▶ [TASK OBJECTIVE]: Return a copy of each line that holds the string "Edmonton".

Recorded data:
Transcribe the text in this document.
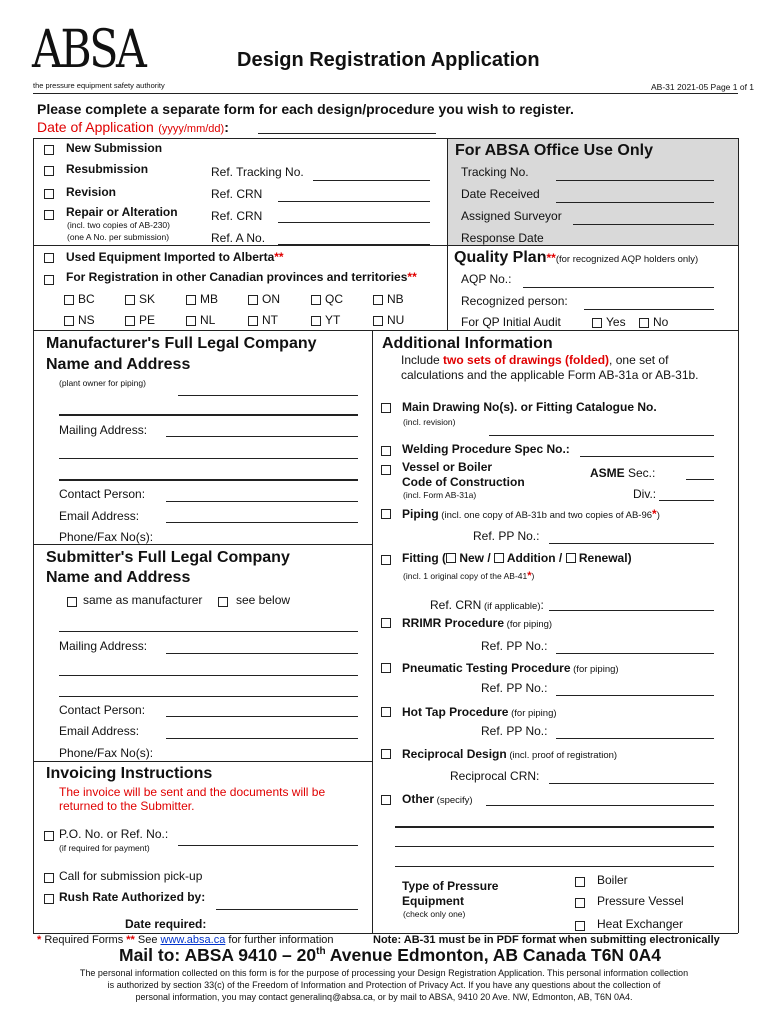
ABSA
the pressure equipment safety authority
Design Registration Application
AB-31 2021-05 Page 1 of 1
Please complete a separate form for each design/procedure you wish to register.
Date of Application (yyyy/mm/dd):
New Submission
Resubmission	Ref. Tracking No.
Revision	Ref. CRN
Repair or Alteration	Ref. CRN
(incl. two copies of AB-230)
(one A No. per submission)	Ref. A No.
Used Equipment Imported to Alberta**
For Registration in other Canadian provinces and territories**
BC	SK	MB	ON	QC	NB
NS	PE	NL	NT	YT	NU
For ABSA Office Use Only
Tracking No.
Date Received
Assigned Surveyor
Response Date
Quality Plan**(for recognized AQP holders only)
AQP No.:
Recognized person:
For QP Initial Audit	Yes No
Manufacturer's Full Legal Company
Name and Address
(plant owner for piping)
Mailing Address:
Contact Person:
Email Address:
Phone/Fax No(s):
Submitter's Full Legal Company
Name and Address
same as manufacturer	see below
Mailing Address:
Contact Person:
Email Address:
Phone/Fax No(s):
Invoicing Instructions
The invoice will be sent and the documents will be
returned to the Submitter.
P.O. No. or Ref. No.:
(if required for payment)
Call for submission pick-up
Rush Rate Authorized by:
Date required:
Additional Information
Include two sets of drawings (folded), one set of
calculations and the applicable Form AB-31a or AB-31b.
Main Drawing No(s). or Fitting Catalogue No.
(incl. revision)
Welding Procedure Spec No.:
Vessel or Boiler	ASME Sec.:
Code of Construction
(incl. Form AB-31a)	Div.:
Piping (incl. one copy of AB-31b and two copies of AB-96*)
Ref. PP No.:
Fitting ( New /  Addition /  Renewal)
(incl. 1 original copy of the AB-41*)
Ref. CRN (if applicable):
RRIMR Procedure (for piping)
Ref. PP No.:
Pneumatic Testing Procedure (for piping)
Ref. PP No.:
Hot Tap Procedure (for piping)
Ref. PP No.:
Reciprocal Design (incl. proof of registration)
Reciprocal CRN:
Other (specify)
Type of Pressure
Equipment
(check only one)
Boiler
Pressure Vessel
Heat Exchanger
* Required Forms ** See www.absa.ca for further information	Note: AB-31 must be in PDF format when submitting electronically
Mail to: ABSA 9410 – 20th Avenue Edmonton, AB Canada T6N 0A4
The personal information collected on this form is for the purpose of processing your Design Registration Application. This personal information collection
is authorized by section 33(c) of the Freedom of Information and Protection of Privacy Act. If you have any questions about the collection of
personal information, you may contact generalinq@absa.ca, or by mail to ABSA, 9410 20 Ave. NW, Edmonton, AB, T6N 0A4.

--

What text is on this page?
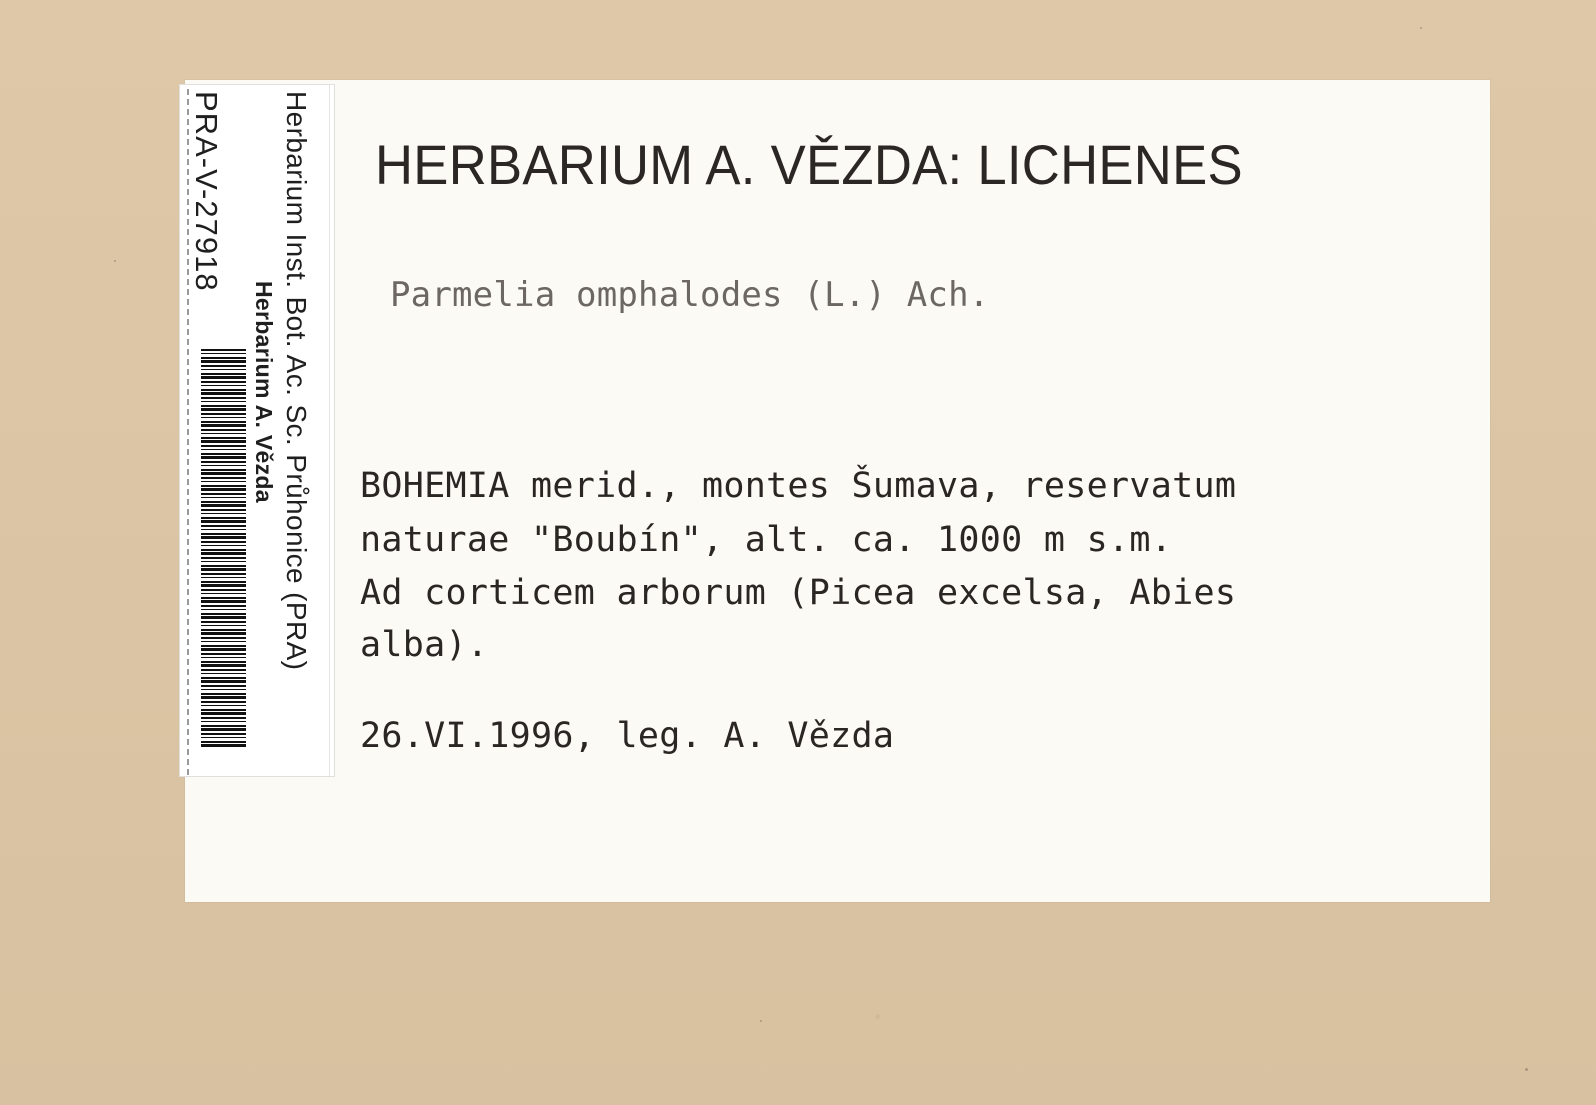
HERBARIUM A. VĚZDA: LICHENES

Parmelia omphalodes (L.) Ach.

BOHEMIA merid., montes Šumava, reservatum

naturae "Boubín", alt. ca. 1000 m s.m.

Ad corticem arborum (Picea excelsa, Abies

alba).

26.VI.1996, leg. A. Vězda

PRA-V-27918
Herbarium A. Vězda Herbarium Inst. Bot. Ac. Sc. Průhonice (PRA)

▶ [TASK OUTPUT]:
Mail to: ABSA 9410 – 20th Avenue Edmonton, AB Canada T6N 0A4
personal information, you may contact generalinq@absa.ca, or by mail to ABSA, 9410 20 Ave. NW, Edmonton, AB, T6N 0A4.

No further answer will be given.